- Exercise description
Select from the data all lines with the word "附件须包括".

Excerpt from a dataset
+++

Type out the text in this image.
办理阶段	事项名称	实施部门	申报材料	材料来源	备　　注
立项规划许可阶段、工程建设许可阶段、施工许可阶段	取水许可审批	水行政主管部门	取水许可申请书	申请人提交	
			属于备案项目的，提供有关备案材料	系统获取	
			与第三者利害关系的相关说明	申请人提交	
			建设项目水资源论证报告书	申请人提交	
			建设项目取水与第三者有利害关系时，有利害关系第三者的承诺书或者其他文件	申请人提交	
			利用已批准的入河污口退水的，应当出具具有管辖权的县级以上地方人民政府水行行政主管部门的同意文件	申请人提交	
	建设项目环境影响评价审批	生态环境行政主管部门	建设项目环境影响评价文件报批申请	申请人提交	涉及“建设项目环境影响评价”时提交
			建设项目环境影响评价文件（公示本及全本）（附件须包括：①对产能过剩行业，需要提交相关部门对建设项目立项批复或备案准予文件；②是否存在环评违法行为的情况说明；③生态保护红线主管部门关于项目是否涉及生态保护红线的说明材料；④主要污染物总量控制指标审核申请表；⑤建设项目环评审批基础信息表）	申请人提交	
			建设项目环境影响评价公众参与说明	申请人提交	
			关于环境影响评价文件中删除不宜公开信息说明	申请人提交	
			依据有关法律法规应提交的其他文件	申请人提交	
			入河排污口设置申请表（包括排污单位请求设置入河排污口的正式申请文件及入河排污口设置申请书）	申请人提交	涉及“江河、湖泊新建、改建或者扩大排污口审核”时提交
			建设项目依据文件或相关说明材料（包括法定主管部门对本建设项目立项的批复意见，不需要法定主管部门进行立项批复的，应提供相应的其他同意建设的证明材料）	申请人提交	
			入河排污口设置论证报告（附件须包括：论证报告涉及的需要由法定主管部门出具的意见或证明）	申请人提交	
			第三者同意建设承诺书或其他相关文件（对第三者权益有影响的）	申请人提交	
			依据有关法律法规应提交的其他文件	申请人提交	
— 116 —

+++

- Full response
			建设项目环境影响评价文件（公示本及全本）（附件须包括：①对产能过剩行业，需要提交相关部门对建设项目立项批复或备案准予文件；②是否存在环评违法行为的情况说明；③生态保护红线主管部门关于项目是否涉及生态保护红线的说明材料；④主要污染物总量控制指标审核申请表；⑤建设项目环评审批基础信息表）	申请人提交	
			入河排污口设置论证报告（附件须包括：论证报告涉及的需要由法定主管部门出具的意见或证明）	申请人提交	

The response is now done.